Task to complete ▸
Of all the lines in the material below, how many include the string "Shift"? Give the number only.

⁂

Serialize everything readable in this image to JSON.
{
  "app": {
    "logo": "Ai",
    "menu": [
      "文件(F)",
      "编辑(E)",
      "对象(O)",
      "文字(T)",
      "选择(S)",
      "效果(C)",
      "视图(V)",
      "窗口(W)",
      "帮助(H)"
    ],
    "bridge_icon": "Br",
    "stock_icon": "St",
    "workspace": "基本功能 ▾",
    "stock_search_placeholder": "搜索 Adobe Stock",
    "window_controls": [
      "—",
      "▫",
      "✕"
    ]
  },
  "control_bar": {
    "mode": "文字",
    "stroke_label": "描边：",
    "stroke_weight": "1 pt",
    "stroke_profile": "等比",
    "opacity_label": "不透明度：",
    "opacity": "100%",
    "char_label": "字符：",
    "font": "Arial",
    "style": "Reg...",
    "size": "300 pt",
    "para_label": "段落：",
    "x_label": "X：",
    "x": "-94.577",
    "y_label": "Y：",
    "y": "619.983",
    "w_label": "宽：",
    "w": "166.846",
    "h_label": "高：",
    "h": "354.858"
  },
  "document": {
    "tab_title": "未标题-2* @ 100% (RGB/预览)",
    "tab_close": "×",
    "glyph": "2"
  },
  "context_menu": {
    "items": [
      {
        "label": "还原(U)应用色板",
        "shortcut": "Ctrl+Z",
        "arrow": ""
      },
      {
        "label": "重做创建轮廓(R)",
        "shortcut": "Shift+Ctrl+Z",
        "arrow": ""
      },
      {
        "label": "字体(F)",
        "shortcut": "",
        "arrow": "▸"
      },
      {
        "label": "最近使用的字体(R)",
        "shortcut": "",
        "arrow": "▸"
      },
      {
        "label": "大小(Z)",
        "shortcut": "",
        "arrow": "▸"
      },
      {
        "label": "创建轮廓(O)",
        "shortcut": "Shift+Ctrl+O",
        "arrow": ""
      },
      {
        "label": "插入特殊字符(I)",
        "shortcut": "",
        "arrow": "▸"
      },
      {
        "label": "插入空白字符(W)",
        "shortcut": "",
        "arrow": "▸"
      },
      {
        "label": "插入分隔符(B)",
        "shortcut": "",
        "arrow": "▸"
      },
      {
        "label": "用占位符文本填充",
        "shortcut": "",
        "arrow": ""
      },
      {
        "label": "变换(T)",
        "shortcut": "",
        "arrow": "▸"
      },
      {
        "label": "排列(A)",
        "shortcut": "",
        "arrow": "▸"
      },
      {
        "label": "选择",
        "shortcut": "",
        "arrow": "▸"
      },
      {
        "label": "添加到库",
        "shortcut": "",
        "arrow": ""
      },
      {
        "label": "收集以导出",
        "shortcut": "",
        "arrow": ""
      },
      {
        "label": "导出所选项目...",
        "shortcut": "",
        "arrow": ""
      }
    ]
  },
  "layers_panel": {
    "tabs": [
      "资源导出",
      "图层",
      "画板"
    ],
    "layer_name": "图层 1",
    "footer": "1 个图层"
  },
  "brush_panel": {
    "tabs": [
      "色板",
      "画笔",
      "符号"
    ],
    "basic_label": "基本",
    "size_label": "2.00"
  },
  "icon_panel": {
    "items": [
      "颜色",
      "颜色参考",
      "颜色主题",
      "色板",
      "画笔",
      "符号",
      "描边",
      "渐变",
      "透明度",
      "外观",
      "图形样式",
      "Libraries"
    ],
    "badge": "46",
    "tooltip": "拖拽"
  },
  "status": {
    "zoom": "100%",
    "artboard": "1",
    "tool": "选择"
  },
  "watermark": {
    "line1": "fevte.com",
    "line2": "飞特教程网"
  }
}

⁂

Solution for this problem ▸
2